Raw records —

- - - -

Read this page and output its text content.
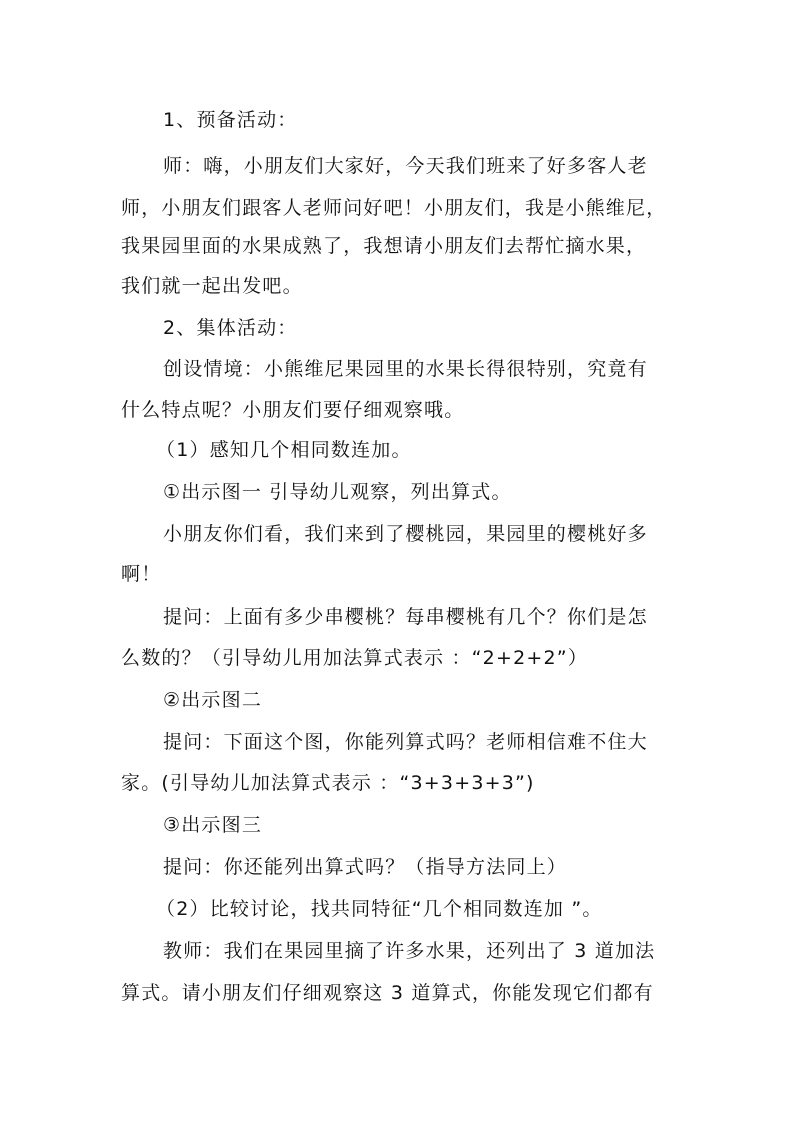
1、预备活动：
师：嗨，小朋友们大家好，今天我们班来了好多客人老
师，小朋友们跟客人老师问好吧！小朋友们，我是小熊维尼，
我果园里面的水果成熟了，我想请小朋友们去帮忙摘水果，
我们就一起出发吧。
2、集体活动：
创设情境：小熊维尼果园里的水果长得很特别，究竟有
什么特点呢？小朋友们要仔细观察哦。
（1）感知几个相同数连加。
①出示图一 引导幼儿观察，列出算式。
小朋友你们看，我们来到了樱桃园，果园里的樱桃好多
啊！
提问：上面有多少串樱桃？每串樱桃有几个？你们是怎
么数的？（引导幼儿用加法算式表示 ：“2+2+2”）
②出示图二
提问：下面这个图，你能列算式吗？老师相信难不住大
家。(引导幼儿加法算式表示 ：“3+3+3+3”)
③出示图三
提问：你还能列出算式吗？（指导方法同上）
（2）比较讨论，找共同特征“几个相同数连加 ”。
教师：我们在果园里摘了许多水果，还列出了 3 道加法
算式。请小朋友们仔细观察这 3 道算式，你能发现它们都有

- - - -

Instructions to follow —
Omitting all images, retype each line of the records precisely.

Problem solution —
Read this page and output its text content.
1、预备活动：
师：嗨，小朋友们大家好，今天我们班来了好多客人老
师，小朋友们跟客人老师问好吧！小朋友们，我是小熊维尼，
我果园里面的水果成熟了，我想请小朋友们去帮忙摘水果，
我们就一起出发吧。
2、集体活动：
创设情境：小熊维尼果园里的水果长得很特别，究竟有
什么特点呢？小朋友们要仔细观察哦。
（1）感知几个相同数连加。
①出示图一 引导幼儿观察，列出算式。
小朋友你们看，我们来到了樱桃园，果园里的樱桃好多
啊！
提问：上面有多少串樱桃？每串樱桃有几个？你们是怎
么数的？（引导幼儿用加法算式表示 ：“2+2+2”）
②出示图二
提问：下面这个图，你能列算式吗？老师相信难不住大
家。(引导幼儿加法算式表示 ：“3+3+3+3”)
③出示图三
提问：你还能列出算式吗？（指导方法同上）
（2）比较讨论，找共同特征“几个相同数连加 ”。
教师：我们在果园里摘了许多水果，还列出了 3 道加法
算式。请小朋友们仔细观察这 3 道算式，你能发现它们都有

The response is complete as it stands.